Extracted data entries
━━━━━━

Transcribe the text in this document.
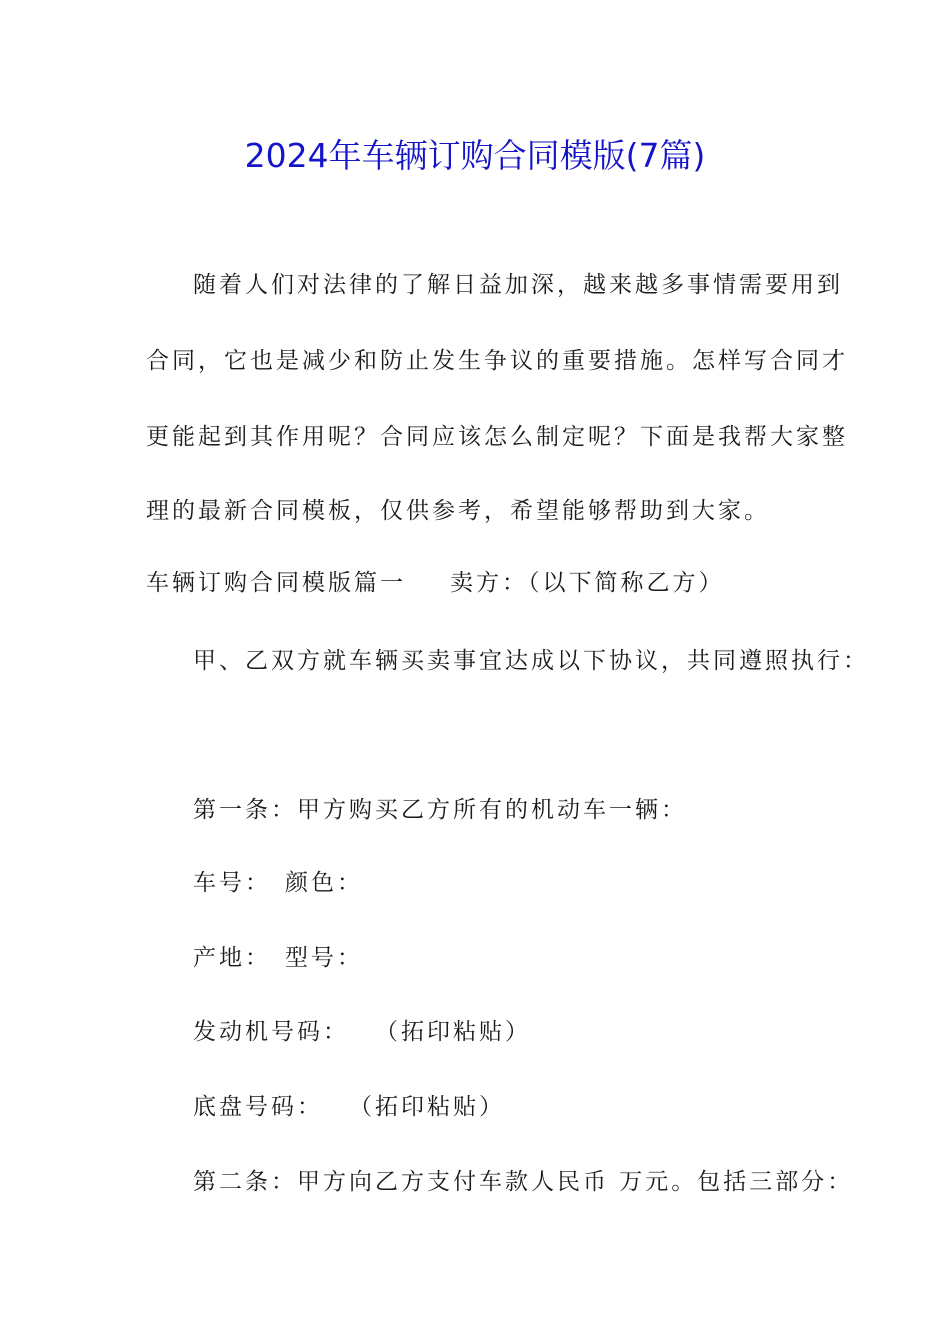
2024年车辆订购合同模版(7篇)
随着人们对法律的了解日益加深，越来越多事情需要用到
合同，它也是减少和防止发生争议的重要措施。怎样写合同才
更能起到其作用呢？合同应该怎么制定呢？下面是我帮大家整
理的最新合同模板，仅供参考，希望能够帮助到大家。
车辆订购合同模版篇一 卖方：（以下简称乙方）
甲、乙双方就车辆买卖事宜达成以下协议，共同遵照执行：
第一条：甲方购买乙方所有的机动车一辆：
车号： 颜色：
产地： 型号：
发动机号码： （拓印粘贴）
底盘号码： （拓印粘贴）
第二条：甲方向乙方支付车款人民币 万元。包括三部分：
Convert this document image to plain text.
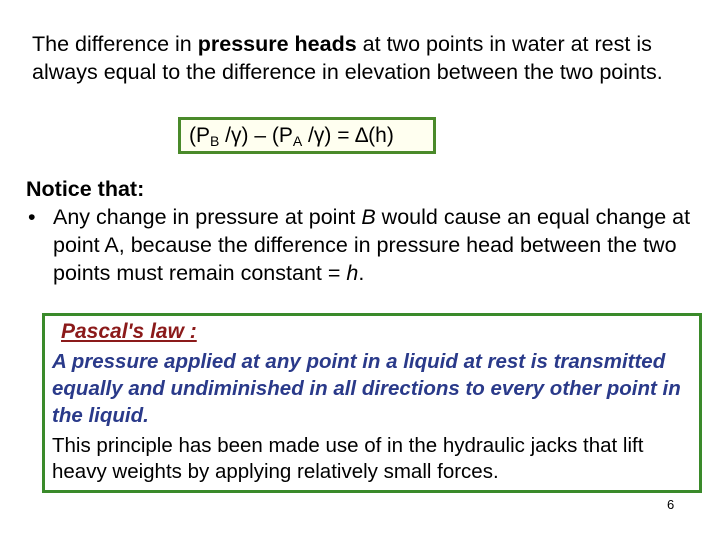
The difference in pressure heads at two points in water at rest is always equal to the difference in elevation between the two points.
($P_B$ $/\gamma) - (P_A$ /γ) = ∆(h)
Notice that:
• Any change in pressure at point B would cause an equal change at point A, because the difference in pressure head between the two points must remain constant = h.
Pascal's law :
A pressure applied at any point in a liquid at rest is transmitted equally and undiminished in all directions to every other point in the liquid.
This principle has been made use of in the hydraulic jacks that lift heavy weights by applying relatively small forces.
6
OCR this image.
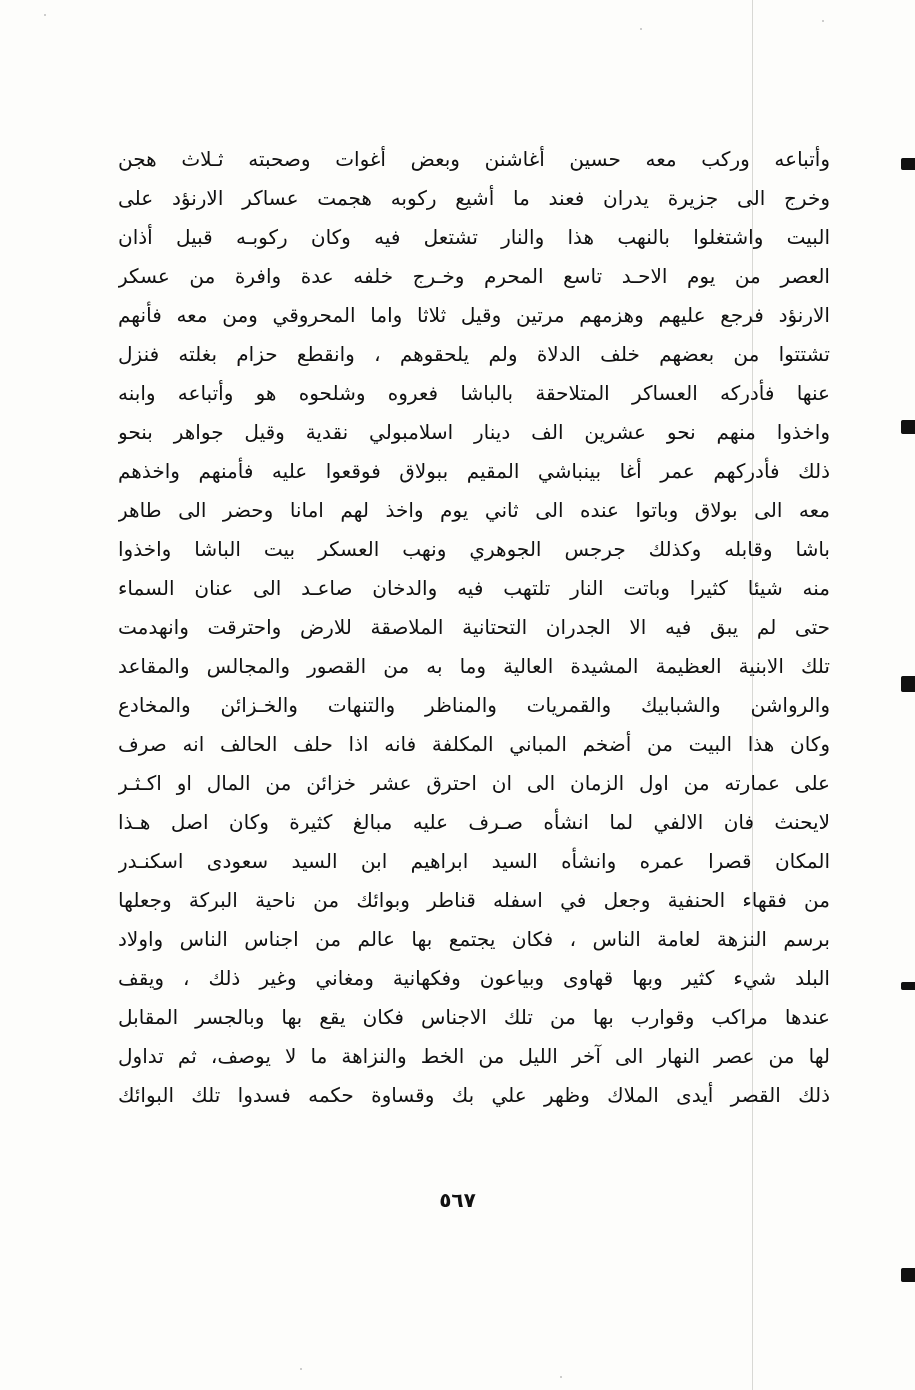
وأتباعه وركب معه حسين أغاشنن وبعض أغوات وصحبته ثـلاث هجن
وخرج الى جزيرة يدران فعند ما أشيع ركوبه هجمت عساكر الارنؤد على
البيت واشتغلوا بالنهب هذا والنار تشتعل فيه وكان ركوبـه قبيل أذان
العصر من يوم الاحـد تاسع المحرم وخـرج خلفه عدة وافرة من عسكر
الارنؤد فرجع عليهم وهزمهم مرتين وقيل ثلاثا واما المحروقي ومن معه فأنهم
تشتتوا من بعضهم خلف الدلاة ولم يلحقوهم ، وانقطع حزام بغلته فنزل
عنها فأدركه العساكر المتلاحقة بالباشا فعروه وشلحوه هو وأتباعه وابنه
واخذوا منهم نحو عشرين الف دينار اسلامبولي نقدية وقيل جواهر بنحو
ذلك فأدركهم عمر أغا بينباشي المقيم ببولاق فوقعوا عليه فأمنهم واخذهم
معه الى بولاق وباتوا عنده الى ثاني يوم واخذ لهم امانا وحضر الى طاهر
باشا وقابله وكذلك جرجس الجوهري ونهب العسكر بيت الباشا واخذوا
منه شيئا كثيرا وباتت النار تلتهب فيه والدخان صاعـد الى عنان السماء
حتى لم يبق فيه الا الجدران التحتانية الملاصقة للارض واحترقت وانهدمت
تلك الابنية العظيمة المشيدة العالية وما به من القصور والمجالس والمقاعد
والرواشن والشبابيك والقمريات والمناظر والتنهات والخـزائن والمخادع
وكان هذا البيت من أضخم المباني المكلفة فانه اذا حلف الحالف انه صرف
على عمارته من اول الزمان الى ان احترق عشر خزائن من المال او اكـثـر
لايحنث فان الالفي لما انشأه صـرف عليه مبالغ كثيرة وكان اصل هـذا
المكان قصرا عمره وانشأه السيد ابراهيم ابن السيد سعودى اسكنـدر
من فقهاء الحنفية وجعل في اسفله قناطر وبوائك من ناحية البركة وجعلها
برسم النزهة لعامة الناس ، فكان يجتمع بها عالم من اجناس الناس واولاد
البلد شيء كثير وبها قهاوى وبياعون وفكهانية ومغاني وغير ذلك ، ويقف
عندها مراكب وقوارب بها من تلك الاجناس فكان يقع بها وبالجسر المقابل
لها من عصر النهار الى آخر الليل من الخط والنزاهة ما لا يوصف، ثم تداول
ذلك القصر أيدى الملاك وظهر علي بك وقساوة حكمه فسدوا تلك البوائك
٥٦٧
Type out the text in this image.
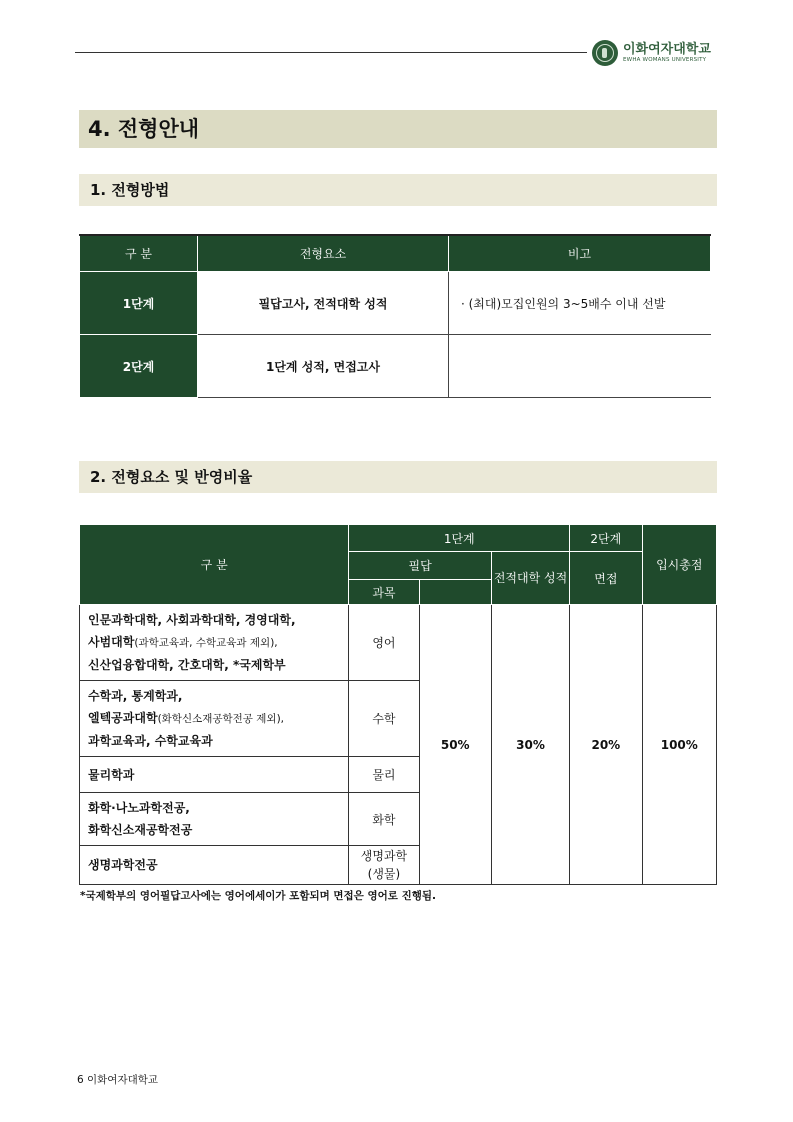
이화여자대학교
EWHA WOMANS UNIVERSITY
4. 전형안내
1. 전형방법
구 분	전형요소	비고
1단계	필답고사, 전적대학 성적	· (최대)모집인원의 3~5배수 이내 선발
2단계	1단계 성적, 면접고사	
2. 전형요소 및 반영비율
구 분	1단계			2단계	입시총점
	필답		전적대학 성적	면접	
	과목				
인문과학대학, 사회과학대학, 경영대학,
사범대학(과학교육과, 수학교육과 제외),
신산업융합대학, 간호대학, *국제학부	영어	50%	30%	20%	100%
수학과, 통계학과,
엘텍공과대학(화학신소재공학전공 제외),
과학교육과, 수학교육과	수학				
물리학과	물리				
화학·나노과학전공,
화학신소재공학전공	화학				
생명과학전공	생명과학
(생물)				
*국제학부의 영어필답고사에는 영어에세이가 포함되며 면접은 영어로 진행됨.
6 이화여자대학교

━━━━━━

Exercise details :: The lines to write out run from the one containing "Type out the text in this image." through the final line of the material above, both included; write them out exactly, with no pictures.

Correct response ::
Type out the text in this image.
이화여자대학교
EWHA WOMANS UNIVERSITY
4. 전형안내
1. 전형방법
구 분	전형요소	비고
1단계	필답고사, 전적대학 성적	· (최대)모집인원의 3~5배수 이내 선발
2단계	1단계 성적, 면접고사	
2. 전형요소 및 반영비율
구 분	1단계			2단계	입시총점
	필답		전적대학 성적	면접	
	과목				
인문과학대학, 사회과학대학, 경영대학,
사범대학(과학교육과, 수학교육과 제외),
신산업융합대학, 간호대학, *국제학부	영어	50%	30%	20%	100%
수학과, 통계학과,
엘텍공과대학(화학신소재공학전공 제외),
과학교육과, 수학교육과	수학				
물리학과	물리				
화학·나노과학전공,
화학신소재공학전공	화학				
생명과학전공	생명과학
(생물)				
*국제학부의 영어필답고사에는 영어에세이가 포함되며 면접은 영어로 진행됨.
6 이화여자대학교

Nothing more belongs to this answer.